▸ EXTRACTED ENTRIES:
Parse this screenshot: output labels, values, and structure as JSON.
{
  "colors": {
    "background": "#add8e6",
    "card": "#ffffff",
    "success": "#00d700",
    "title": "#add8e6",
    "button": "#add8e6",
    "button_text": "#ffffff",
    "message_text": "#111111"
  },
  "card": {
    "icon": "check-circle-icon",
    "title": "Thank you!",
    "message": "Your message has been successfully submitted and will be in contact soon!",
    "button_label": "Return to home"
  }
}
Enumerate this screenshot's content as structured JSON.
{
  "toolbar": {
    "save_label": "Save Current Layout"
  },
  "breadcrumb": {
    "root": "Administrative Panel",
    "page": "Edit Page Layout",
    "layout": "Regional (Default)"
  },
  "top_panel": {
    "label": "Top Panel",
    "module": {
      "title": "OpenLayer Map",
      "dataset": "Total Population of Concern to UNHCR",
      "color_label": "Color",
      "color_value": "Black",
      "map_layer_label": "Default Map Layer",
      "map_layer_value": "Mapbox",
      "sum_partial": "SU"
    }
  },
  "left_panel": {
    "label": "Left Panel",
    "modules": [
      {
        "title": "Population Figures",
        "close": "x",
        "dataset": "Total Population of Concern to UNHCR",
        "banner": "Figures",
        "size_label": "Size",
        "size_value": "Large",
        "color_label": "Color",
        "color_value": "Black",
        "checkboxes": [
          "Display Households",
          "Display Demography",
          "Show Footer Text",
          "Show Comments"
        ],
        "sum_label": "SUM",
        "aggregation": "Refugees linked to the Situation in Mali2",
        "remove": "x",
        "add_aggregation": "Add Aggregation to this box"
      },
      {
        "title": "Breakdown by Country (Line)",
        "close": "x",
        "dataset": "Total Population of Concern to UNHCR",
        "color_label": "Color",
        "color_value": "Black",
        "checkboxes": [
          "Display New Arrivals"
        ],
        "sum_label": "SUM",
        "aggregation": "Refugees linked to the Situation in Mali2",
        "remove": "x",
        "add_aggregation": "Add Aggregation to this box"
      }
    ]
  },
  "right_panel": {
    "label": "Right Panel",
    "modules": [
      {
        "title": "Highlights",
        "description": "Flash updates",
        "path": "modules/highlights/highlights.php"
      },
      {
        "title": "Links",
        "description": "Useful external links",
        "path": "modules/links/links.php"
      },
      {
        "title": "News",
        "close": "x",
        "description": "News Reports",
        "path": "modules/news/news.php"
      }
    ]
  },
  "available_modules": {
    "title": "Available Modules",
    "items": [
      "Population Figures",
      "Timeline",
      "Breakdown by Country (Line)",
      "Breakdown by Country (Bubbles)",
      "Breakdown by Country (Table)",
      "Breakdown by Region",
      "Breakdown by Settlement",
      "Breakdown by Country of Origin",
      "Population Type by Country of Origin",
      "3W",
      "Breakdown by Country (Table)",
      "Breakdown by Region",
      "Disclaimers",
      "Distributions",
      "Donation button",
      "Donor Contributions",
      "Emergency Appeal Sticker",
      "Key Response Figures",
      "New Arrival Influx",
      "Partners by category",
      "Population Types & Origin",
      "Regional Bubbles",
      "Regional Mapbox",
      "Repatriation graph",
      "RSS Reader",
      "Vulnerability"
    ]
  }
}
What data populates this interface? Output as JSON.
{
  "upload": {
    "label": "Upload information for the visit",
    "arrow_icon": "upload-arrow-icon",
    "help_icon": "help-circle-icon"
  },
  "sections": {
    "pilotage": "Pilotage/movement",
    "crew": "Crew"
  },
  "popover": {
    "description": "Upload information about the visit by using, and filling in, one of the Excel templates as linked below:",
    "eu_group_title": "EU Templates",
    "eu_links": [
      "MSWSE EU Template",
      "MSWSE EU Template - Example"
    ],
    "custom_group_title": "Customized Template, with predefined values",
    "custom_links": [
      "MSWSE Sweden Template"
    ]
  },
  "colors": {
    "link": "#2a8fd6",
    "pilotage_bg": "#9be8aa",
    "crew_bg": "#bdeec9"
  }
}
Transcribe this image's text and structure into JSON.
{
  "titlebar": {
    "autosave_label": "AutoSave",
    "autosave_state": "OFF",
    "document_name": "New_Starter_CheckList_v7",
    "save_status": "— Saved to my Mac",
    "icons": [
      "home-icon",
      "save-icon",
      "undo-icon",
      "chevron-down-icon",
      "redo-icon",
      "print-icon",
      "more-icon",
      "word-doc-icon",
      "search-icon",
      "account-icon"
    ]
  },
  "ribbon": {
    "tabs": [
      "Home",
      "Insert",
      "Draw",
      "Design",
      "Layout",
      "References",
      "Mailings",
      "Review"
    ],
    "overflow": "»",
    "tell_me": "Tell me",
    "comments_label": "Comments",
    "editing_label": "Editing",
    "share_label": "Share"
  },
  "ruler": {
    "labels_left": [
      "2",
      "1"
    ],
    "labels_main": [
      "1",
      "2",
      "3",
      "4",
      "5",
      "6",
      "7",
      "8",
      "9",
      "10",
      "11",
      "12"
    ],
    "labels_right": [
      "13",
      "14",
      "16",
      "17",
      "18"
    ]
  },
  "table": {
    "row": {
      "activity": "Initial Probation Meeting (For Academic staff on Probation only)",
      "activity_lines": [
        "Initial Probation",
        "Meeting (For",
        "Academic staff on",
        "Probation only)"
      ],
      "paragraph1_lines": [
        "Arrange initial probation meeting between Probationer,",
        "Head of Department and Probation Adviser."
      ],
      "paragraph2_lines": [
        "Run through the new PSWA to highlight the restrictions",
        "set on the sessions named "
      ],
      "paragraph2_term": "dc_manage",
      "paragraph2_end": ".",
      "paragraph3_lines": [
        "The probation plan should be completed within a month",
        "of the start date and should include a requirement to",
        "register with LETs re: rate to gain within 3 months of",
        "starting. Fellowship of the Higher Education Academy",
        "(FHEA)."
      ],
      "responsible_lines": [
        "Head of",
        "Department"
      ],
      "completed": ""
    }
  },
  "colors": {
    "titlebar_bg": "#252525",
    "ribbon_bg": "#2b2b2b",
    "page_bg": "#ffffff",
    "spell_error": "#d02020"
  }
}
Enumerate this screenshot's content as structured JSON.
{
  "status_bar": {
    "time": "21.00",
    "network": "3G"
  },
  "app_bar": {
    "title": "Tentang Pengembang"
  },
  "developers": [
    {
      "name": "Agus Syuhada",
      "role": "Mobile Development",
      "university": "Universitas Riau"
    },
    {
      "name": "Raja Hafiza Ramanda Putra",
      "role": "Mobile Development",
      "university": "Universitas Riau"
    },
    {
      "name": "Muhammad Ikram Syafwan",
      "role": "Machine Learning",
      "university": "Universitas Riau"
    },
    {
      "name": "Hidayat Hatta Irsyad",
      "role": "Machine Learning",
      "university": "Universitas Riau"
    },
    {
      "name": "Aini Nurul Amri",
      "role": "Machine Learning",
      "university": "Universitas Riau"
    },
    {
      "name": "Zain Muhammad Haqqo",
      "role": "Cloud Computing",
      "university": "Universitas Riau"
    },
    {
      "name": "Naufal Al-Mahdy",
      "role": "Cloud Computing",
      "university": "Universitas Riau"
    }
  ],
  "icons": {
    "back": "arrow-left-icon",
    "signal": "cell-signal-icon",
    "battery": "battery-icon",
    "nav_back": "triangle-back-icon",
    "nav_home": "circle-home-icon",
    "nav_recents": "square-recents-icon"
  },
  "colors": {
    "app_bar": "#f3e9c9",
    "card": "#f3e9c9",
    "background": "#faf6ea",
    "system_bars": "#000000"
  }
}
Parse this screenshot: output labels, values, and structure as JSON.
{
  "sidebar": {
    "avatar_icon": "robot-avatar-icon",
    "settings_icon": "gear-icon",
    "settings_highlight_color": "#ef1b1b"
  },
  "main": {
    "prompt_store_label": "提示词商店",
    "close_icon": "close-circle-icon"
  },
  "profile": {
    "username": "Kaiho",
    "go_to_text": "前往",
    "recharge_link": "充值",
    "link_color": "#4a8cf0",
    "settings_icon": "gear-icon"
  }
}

▸ WHAT TO PRODUCE: Copy out every line that includes the word "Regional".

▸ WRITTEN SOLUTION:
    "layout": "Regional (Default)"
      "Regional Bubbles",
      "Regional Mapbox",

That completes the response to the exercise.